>> START

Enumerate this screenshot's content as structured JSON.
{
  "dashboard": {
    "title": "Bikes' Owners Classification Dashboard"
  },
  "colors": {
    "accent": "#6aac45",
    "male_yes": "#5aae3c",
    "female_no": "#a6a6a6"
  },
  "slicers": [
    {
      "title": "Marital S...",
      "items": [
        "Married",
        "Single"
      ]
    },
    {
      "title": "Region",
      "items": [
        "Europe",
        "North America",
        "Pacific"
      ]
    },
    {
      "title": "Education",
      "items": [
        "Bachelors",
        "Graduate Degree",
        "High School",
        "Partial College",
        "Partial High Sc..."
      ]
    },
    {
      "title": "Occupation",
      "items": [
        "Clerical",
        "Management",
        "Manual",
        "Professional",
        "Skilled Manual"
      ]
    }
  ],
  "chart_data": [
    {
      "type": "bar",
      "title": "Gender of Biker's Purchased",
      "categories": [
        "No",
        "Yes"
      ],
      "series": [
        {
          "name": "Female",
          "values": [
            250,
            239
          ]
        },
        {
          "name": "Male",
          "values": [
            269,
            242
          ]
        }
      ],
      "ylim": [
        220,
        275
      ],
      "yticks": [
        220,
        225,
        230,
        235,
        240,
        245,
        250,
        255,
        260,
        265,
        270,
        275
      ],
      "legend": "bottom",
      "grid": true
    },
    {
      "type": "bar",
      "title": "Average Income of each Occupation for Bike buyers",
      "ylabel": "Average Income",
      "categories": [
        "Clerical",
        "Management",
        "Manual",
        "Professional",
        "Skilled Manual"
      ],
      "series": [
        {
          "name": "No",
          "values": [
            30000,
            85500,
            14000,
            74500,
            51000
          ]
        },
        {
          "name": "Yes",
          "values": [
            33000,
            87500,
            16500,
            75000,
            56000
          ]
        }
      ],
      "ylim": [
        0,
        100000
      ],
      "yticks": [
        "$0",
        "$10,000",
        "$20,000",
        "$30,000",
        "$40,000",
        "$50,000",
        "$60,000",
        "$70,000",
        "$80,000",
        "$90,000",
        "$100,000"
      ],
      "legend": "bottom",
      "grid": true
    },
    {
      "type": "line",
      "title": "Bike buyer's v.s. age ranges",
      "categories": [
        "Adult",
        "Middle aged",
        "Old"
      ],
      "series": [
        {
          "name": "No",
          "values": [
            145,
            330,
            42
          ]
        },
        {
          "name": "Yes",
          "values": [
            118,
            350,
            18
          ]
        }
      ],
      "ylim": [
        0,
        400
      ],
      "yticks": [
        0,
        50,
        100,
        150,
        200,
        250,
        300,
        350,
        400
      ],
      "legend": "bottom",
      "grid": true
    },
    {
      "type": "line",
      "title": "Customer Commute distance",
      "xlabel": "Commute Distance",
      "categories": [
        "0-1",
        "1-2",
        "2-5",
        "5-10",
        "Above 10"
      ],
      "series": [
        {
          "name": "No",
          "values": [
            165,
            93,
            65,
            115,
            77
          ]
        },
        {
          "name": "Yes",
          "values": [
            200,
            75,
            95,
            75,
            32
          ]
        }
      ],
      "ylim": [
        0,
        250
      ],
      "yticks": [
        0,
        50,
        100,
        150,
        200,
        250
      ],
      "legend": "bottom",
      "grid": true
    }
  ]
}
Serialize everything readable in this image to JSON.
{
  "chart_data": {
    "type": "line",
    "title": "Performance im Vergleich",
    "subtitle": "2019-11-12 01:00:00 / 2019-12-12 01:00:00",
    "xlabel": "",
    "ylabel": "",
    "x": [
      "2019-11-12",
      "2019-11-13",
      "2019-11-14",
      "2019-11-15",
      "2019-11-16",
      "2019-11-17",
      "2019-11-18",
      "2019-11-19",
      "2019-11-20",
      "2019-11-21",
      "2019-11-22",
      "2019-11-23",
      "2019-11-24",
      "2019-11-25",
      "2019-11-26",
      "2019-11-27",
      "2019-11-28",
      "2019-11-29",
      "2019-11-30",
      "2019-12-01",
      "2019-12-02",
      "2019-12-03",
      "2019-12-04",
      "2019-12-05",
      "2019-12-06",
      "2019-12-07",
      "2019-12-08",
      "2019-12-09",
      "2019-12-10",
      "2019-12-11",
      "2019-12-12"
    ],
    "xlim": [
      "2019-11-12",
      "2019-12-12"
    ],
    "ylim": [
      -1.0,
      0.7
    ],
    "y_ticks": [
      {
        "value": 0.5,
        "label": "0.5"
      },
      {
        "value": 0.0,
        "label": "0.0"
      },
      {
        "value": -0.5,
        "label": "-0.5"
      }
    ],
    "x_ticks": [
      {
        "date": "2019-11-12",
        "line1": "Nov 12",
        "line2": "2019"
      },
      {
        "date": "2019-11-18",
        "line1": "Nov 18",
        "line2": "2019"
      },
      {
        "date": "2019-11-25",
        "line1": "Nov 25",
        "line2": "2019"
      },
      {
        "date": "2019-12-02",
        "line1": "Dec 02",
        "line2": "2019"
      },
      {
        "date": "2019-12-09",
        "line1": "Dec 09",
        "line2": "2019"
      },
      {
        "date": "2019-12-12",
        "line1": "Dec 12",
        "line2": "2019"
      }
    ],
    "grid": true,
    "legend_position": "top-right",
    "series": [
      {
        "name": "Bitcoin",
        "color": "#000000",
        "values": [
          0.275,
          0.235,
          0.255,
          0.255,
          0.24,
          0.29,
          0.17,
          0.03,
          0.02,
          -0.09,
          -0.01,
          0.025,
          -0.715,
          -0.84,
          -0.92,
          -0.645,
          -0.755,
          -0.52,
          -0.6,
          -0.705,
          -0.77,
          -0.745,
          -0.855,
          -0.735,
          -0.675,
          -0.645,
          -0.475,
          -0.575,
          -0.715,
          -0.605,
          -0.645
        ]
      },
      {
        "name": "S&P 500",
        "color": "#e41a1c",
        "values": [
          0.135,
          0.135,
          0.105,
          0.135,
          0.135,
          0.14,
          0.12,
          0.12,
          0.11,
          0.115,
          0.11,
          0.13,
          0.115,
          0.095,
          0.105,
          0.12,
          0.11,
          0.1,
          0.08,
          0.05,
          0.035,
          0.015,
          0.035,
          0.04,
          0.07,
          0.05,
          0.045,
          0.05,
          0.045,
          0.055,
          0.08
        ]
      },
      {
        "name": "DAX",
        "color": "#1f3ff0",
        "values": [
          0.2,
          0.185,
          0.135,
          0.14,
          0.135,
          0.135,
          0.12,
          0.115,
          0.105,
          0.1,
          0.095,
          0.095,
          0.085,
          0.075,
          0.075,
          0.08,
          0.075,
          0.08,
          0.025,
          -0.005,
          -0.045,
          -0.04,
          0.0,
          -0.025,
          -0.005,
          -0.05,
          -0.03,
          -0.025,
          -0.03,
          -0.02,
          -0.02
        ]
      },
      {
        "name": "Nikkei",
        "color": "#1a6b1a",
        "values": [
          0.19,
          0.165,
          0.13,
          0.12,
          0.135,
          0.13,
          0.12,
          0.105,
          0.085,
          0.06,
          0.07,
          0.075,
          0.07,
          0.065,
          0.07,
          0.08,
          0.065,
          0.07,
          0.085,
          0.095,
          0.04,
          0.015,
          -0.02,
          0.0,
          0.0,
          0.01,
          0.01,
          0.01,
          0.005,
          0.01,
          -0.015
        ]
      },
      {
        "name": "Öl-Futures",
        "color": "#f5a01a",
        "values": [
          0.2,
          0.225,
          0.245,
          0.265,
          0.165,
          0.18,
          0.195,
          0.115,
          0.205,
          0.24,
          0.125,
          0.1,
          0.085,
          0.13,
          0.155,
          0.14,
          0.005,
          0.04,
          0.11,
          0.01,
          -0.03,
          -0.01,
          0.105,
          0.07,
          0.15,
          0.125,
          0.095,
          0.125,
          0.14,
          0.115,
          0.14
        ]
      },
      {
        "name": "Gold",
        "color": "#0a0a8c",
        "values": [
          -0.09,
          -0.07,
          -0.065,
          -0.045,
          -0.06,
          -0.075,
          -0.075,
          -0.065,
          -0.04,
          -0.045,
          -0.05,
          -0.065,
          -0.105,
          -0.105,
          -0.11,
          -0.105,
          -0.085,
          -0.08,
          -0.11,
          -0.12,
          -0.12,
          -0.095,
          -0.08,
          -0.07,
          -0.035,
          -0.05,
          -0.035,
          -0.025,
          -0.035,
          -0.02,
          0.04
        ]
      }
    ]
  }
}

>> END

_YOUR INSTRUCTIONS_
Pull out the lines above in which the word "Income" appears.

_FINAL RESULT_
      "title": "Average Income of each Occupation for Bike buyers",
      "ylabel": "Average Income",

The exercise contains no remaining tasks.